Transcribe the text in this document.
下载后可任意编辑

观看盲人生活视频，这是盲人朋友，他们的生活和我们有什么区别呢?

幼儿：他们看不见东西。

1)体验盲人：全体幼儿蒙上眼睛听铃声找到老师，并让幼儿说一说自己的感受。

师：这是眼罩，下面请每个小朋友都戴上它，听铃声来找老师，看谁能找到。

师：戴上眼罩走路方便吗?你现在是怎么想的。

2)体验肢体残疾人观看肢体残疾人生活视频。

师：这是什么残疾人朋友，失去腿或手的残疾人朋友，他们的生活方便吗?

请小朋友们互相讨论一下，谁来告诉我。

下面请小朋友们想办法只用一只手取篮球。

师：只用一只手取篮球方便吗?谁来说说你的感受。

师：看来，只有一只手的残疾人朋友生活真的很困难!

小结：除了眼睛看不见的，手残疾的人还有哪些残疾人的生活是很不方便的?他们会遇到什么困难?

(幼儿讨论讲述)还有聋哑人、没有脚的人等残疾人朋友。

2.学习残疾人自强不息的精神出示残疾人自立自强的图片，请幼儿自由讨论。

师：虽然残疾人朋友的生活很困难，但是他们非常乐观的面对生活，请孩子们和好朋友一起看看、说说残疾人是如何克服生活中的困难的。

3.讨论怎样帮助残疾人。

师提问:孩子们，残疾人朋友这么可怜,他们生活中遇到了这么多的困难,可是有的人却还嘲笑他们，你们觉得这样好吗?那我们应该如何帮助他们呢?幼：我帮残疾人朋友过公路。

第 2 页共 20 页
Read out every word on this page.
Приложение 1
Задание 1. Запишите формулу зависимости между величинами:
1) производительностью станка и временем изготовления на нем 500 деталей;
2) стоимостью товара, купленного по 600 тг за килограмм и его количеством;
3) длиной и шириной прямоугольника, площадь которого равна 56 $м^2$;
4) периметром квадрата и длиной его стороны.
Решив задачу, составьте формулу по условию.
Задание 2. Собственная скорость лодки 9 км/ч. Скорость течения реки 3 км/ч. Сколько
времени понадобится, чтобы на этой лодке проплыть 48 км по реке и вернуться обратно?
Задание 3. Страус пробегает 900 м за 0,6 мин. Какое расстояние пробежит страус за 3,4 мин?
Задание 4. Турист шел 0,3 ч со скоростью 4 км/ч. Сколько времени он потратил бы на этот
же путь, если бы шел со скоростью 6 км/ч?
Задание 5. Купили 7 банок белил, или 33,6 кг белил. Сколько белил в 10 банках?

• [Given problem]: Only the lines from the one that contains "Read out every word on this page." through the last line should be repeated, each exactly as it stands, with both ends included.

• [Written response]:
Read out every word on this page.
Приложение 1
Задание 1. Запишите формулу зависимости между величинами:
1) производительностью станка и временем изготовления на нем 500 деталей;
2) стоимостью товара, купленного по 600 тг за килограмм и его количеством;
3) длиной и шириной прямоугольника, площадь которого равна 56 $м^2$;
4) периметром квадрата и длиной его стороны.
Решив задачу, составьте формулу по условию.
Задание 2. Собственная скорость лодки 9 км/ч. Скорость течения реки 3 км/ч. Сколько
времени понадобится, чтобы на этой лодке проплыть 48 км по реке и вернуться обратно?
Задание 3. Страус пробегает 900 м за 0,6 мин. Какое расстояние пробежит страус за 3,4 мин?
Задание 4. Турист шел 0,3 ч со скоростью 4 км/ч. Сколько времени он потратил бы на этот
же путь, если бы шел со скоростью 6 км/ч?
Задание 5. Купили 7 банок белил, или 33,6 кг белил. Сколько белил в 10 банках?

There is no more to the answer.